▶ **RECORDED DATA**:
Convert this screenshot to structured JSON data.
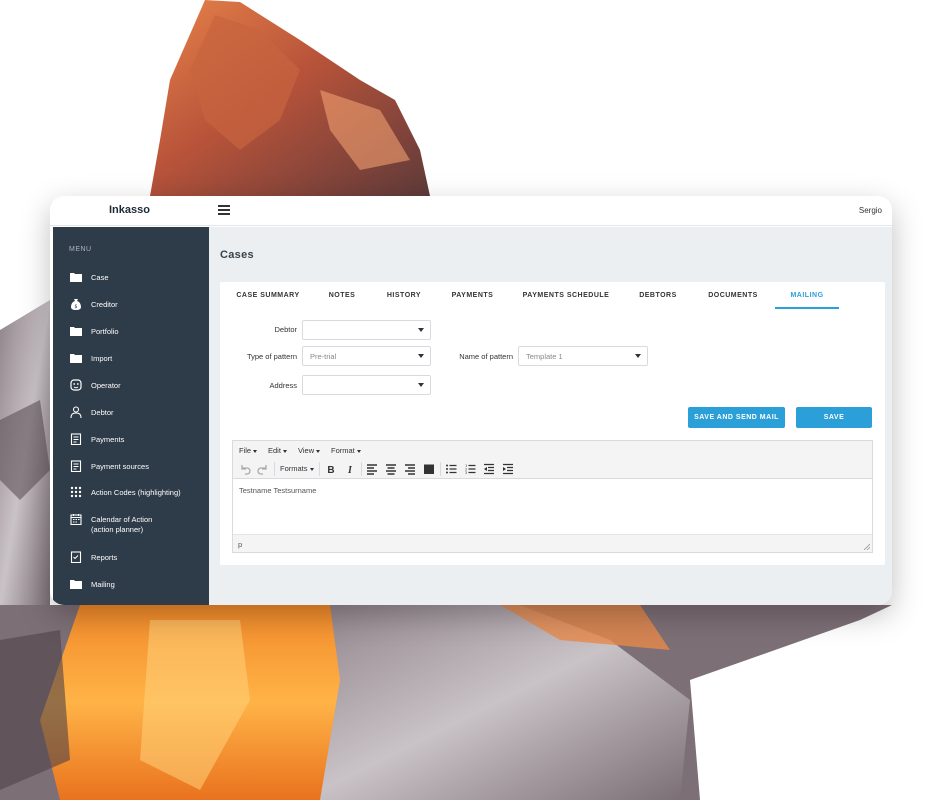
{
  "app": {
    "brand": "Inkasso",
    "user": "Sergio"
  },
  "sidebar": {
    "title": "MENU",
    "items": [
      {
        "label": "Case",
        "icon": "folder-icon"
      },
      {
        "label": "Creditor",
        "icon": "money-bag-icon"
      },
      {
        "label": "Portfolio",
        "icon": "folder-icon"
      },
      {
        "label": "Import",
        "icon": "folder-icon"
      },
      {
        "label": "Operator",
        "icon": "face-icon"
      },
      {
        "label": "Debtor",
        "icon": "person-icon"
      },
      {
        "label": "Payments",
        "icon": "clipboard-icon"
      },
      {
        "label": "Payment sources",
        "icon": "clipboard-icon"
      },
      {
        "label": "Action Codes (highlighting)",
        "icon": "grid-icon"
      },
      {
        "label": "Calendar of Action",
        "label2": "(action planner)",
        "icon": "calendar-icon"
      },
      {
        "label": "Reports",
        "icon": "report-icon"
      },
      {
        "label": "Mailing",
        "icon": "folder-icon"
      }
    ]
  },
  "page": {
    "title": "Cases"
  },
  "tabs": [
    {
      "label": "CASE SUMMARY",
      "active": false
    },
    {
      "label": "NOTES",
      "active": false
    },
    {
      "label": "HISTORY",
      "active": false
    },
    {
      "label": "PAYMENTS",
      "active": false
    },
    {
      "label": "PAYMENTS SCHEDULE",
      "active": false
    },
    {
      "label": "DEBTORS",
      "active": false
    },
    {
      "label": "DOCUMENTS",
      "active": false
    },
    {
      "label": "MAILING",
      "active": true
    }
  ],
  "form": {
    "debtor": {
      "label": "Debtor",
      "value": ""
    },
    "type_of_pattern": {
      "label": "Type of pattern",
      "value": "Pre-trial"
    },
    "name_of_pattern": {
      "label": "Name of pattern",
      "value": "Template 1"
    },
    "address": {
      "label": "Address",
      "value": ""
    }
  },
  "buttons": {
    "save_and_send": "SAVE AND SEND MAIL",
    "save": "SAVE"
  },
  "editor": {
    "menus": [
      "File",
      "Edit",
      "View",
      "Format"
    ],
    "formats_label": "Formats",
    "content": "Testname Testsurname",
    "path": "p"
  },
  "colors": {
    "accent": "#2a9fd8",
    "sidebar": "#2e3b48",
    "main_bg": "#eceff1"
  }
}
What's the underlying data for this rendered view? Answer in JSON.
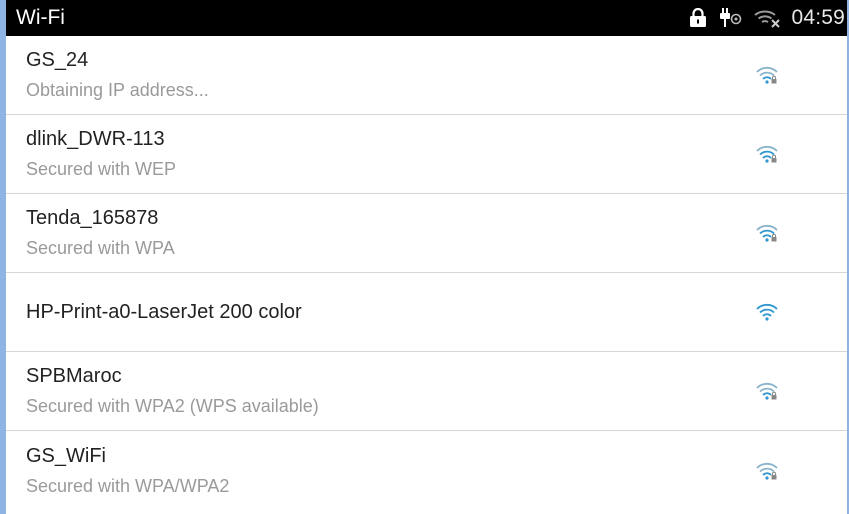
{
  "statusbar": {
    "title": "Wi-Fi",
    "time": "04:59",
    "icons": [
      "lock-icon",
      "usb-debug-icon",
      "wifi-off-icon"
    ]
  },
  "networks": [
    {
      "name": "GS_24",
      "status": "Obtaining IP address...",
      "secured": true,
      "icon": "wifi-locked-icon"
    },
    {
      "name": "dlink_DWR-113",
      "status": "Secured with WEP",
      "secured": true,
      "icon": "wifi-locked-icon"
    },
    {
      "name": "Tenda_165878",
      "status": "Secured with WPA",
      "secured": true,
      "icon": "wifi-locked-icon"
    },
    {
      "name": "HP-Print-a0-LaserJet 200 color",
      "status": "",
      "secured": false,
      "icon": "wifi-open-icon"
    },
    {
      "name": "SPBMaroc",
      "status": "Secured with WPA2 (WPS available)",
      "secured": true,
      "icon": "wifi-locked-icon"
    },
    {
      "name": "GS_WiFi",
      "status": "Secured with WPA/WPA2",
      "secured": true,
      "icon": "wifi-locked-icon"
    }
  ],
  "colors": {
    "statusbar_bg": "#000000",
    "wifi_icon": "#2f96cf",
    "divider": "#d7d7d7",
    "frame_border": "#8fb4e3"
  }
}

▶ **GOAL**:
Scan the lines for the string "JSON". Copy out each line that matches.

▶ **WRITTEN RESPONSE**:
Convert this screenshot to structured JSON data.
What's the underlying data for this rendered view? Answer in JSON.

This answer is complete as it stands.